THE INPUT:
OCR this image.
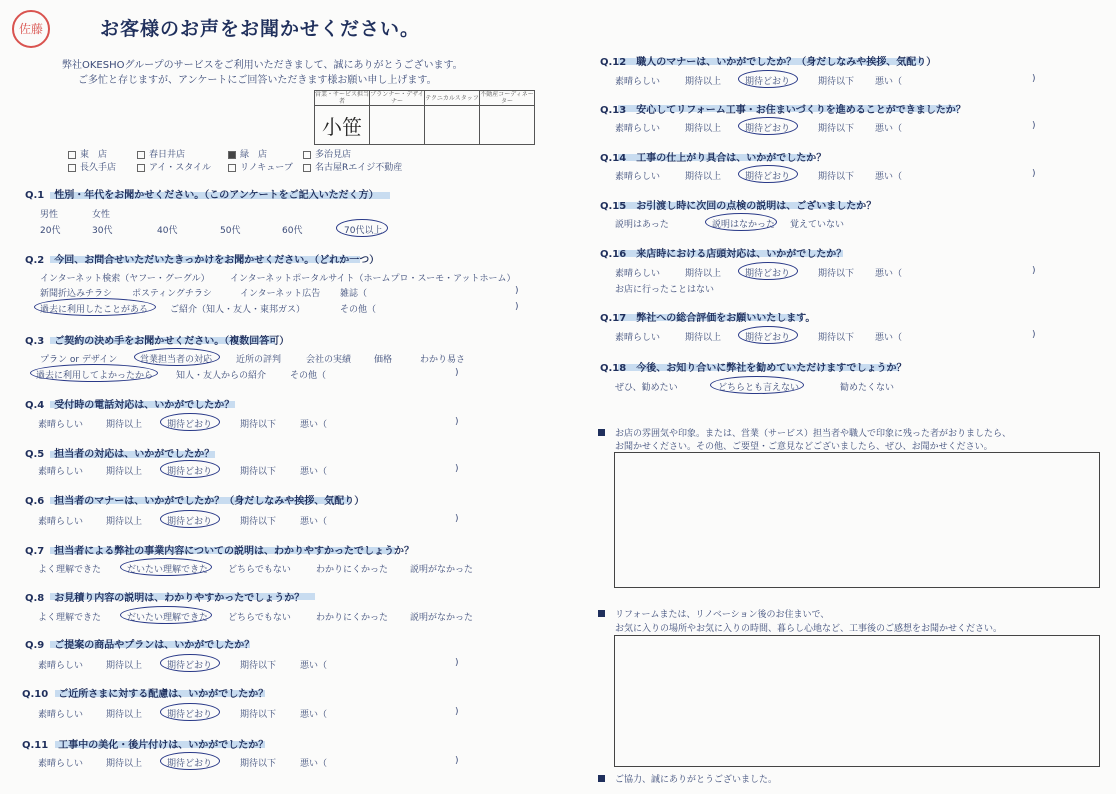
佐藤	お客様のお声をお聞かせください。
弊社OKESHOグループのサービスをご利用いただきまして、誠にありがとうございます。
ご多忙と存じますが、アンケートにご回答いただきます様お願い申し上げます。
営業・サービス担当者	プランナー・デザイナー	テクニカルスタッフ	不動産コーディネーター
小笹			
東　店	春日井店	緑　店	多治見店
長久手店	アイ・スタイル	リノキューブ	名古屋Rエイジ不動産
Q.1　性別・年代をお聞かせください。（このアンケートをご記入いただく方）
男性	女性
20代	30代	40代	50代	60代	70代以上
Q.2　今回、お問合せいただいたきっかけをお聞かせください。（どれか一つ）
インターネット検索（ヤフー・グーグル） インターネットポータルサイト（ホームプロ・スーモ・アットホーム）
新聞折込みチラシ ポスティングチラシ	インターネット広告 雑誌（	)
過去に利用したことがある ご紹介（知人・友人・東邦ガス）	その他（	)
Q.3　ご契約の決め手をお聞かせください。（複数回答可）
プラン or デザイン	営業担当者の対応	近所の評判	会社の実績	価格	わかり易さ
過去に利用してよかったから	知人・友人からの紹介	その他（	)
Q.4　受付時の電話対応は、いかがでしたか？
素晴らしい	期待以上	期待どおり	期待以下	悪い（	)
Q.5　担当者の対応は、いかがでしたか？
素晴らしい	期待以上	期待どおり	期待以下	悪い（	)
Q.6　担当者のマナーは、いかがでしたか？（身だしなみや挨拶、気配り）
素晴らしい	期待以上	期待どおり	期待以下	悪い（	)
Q.7　担当者による弊社の事業内容についての説明は、わかりやすかったでしょうか？
よく理解できた	だいたい理解できた どちらでもない	わかりにくかった 説明がなかった
Q.8　お見積り内容の説明は、わかりやすかったでしょうか？
よく理解できた	だいたい理解できた どちらでもない	わかりにくかった 説明がなかった
Q.9　ご提案の商品やプランは、いかがでしたか？
素晴らしい	期待以上	期待どおり	期待以下	悪い（	)
Q.10　ご近所さまに対する配慮は、いかがでしたか？
素晴らしい	期待以上	期待どおり	期待以下	悪い（	)
Q.11　工事中の美化・後片付けは、いかがでしたか？
素晴らしい	期待以上	期待どおり	期待以下	悪い（	)
Q.12　職人のマナーは、いかがでしたか？（身だしなみや挨拶、気配り）
素晴らしい	期待以上	期待どおり	期待以下 悪い（	)
Q.13　安心してリフォーム工事・お住まいづくりを進めることができましたか？
素晴らしい	期待以上	期待どおり	期待以下 悪い（	)
Q.14　工事の仕上がり具合は、いかがでしたか？
素晴らしい	期待以上	期待どおり	期待以下 悪い（	)
Q.15　お引渡し時に次回の点検の説明は、ございましたか？
説明はあった	説明はなかった 覚えていない
Q.16　来店時における店頭対応は、いかがでしたか？
素晴らしい	期待以上	期待どおり	期待以下 悪い（	)
お店に行ったことはない
Q.17　弊社への総合評価をお願いいたします。
素晴らしい	期待以上	期待どおり	期待以下 悪い（	)
Q.18　今後、お知り合いに弊社を勧めていただけますでしょうか？
ぜひ、勧めたい	どちらとも言えない	勧めたくない
お店の雰囲気や印象。または、営業（サービス）担当者や職人で印象に残った者がおりましたら、
お聞かせください。その他、ご要望・ご意見などございましたら、ぜひ、お聞かせください。
リフォームまたは、リノベーション後のお住まいで、
お気に入りの場所やお気に入りの時間、暮らし心地など、工事後のご感想をお聞かせください。
ご協力、誠にありがとうございました。
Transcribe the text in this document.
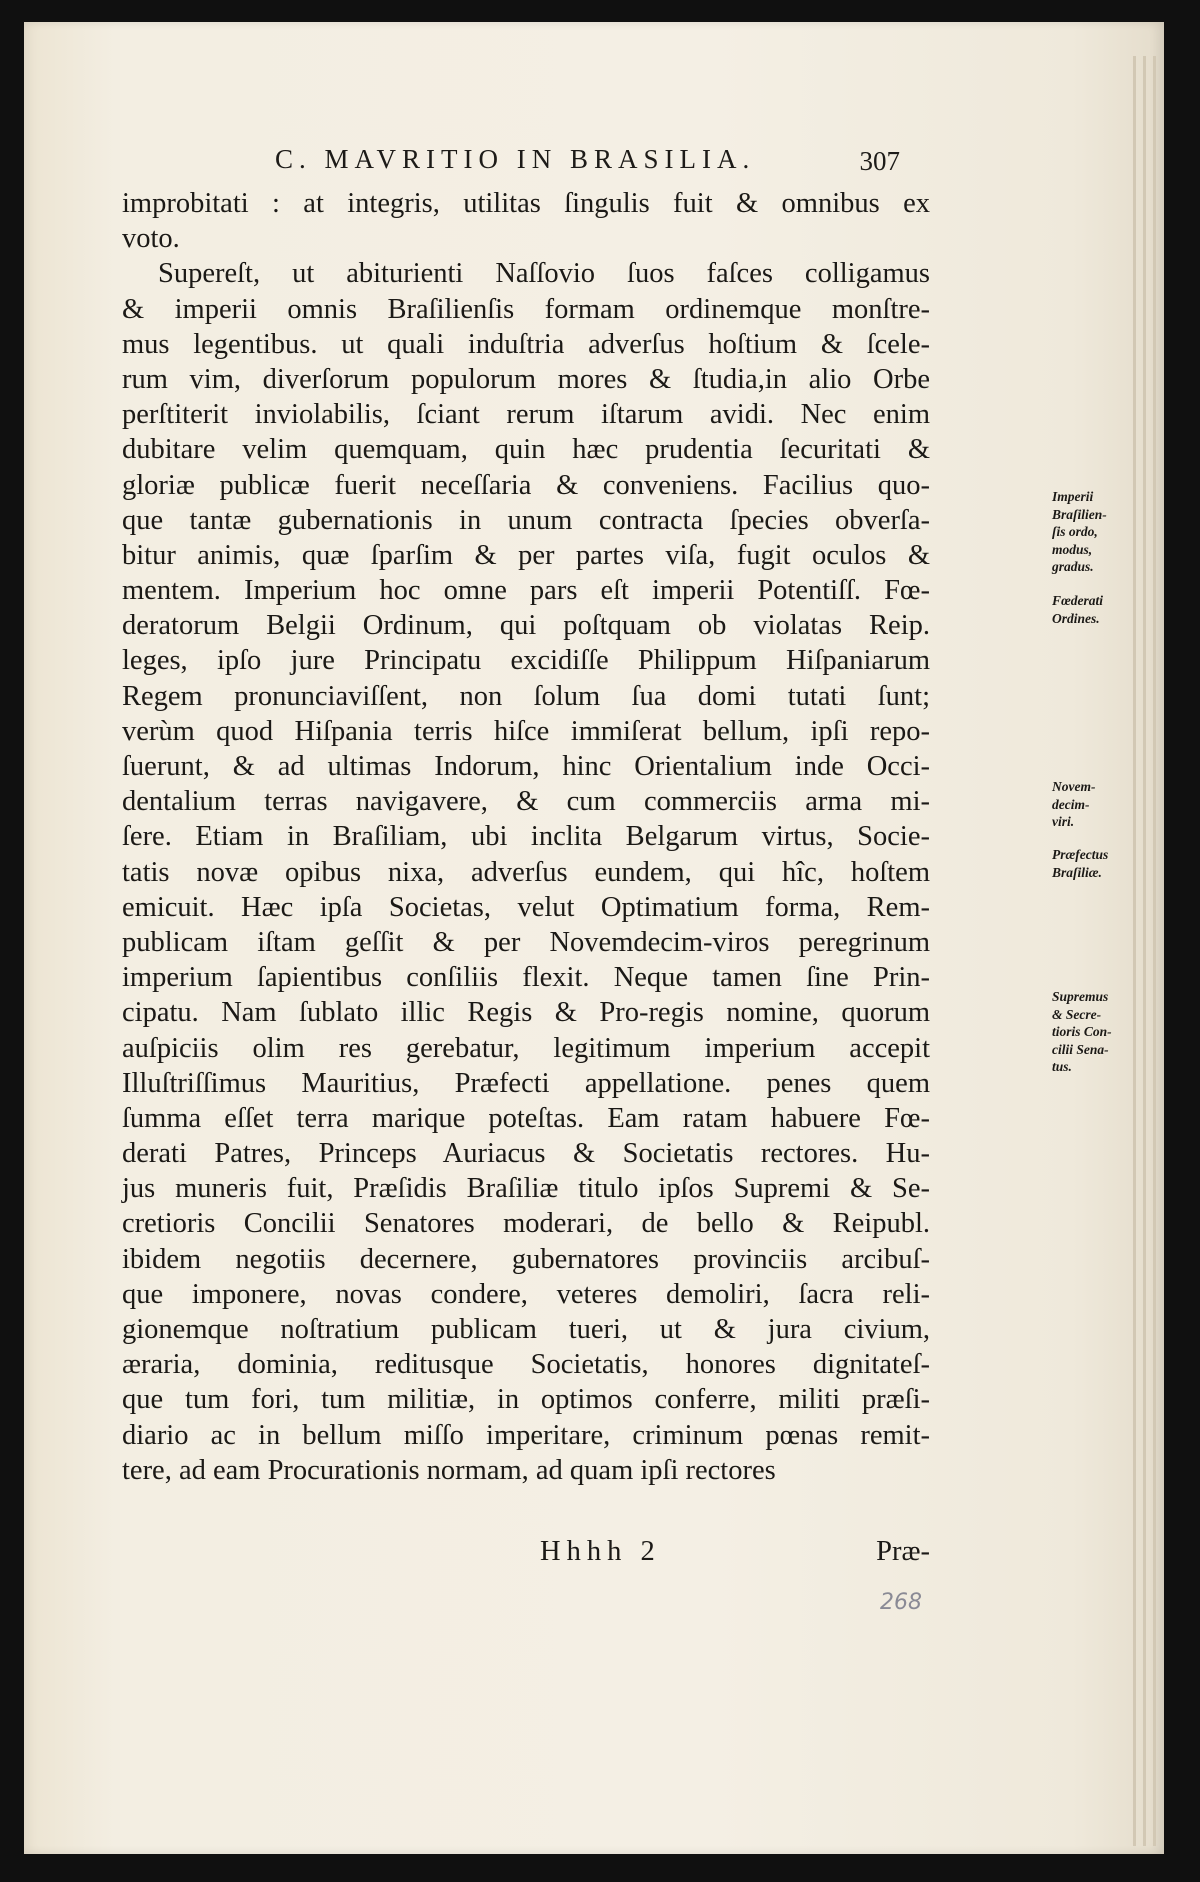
C. MAVRITIO IN BRASILIA.	307
improbitati : at integris, utilitas ſingulis fuit & omnibus ex
voto.
Supereſt, ut abiturienti Naſſovio ſuos faſces colligamus
& imperii omnis Braſilienſis formam ordinemque monſtre-
mus legentibus. ut quali induſtria adverſus hoſtium & ſcele-
rum vim, diverſorum populorum mores & ſtudia,in alio Orbe
perſtiterit inviolabilis, ſciant rerum iſtarum avidi. Nec enim
dubitare velim quemquam, quin hæc prudentia ſecuritati &
gloriæ publicæ fuerit neceſſaria & conveniens. Facilius quo-
que tantæ gubernationis in unum contracta ſpecies obverſa-
bitur animis, quæ ſparſim & per partes viſa, fugit oculos &
mentem. Imperium hoc omne pars eſt imperii Potentiſſ. Fœ-
deratorum Belgii Ordinum, qui poſtquam ob violatas Reip.
leges, ipſo jure Principatu excidiſſe Philippum Hiſpaniarum
Regem pronunciaviſſent, non ſolum ſua domi tutati ſunt;
verùm quod Hiſpania terris hiſce immiſerat bellum, ipſi repo-
ſuerunt, & ad ultimas Indorum, hinc Orientalium inde Occi-
dentalium terras navigavere, & cum commerciis arma mi-
ſere. Etiam in Braſiliam, ubi inclita Belgarum virtus, Socie-
tatis novæ opibus nixa, adverſus eundem, qui hîc, hoſtem
emicuit. Hæc ipſa Societas, velut Optimatium forma, Rem-
publicam iſtam geſſit & per Novemdecim-viros peregrinum
imperium ſapientibus conſiliis flexit. Neque tamen ſine Prin-
cipatu. Nam ſublato illic Regis & Pro-regis nomine, quorum
auſpiciis olim res gerebatur, legitimum imperium accepit
Illuſtriſſimus Mauritius, Præfecti appellatione. penes quem
ſumma eſſet terra marique poteſtas. Eam ratam habuere Fœ-
derati Patres, Princeps Auriacus & Societatis rectores. Hu-
jus muneris fuit, Præſidis Braſiliæ titulo ipſos Supremi & Se-
cretioris Concilii Senatores moderari, de bello & Reipubl.
ibidem negotiis decernere, gubernatores provinciis arcibuſ-
que imponere, novas condere, veteres demoliri, ſacra reli-
gionemque noſtratium publicam tueri, ut & jura civium,
æraria, dominia, reditusque Societatis, honores dignitateſ-
que tum fori, tum militiæ, in optimos conferre, militi præſi-
diario ac in bellum miſſo imperitare, criminum pœnas remit-
tere, ad eam Procurationis normam, ad quam ipſi rectores
Imperii
Braſilien-
ſis ordo,
modus,
gradus.
Fœderati
Ordines.
Novem-
decim-
viri.
Præfectus
Braſiliæ.
Supremus
& Secre-
tioris Con-
cilii Sena-
tus.
Hhhh 2	Præ-
268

WHAT THE TASK ASKS: Extract from the data every line where "bellum" shows up.

WRITTEN REPLY:
verùm quod Hiſpania terris hiſce immiſerat bellum, ipſi repo-
diario ac in bellum miſſo imperitare, criminum pœnas remit-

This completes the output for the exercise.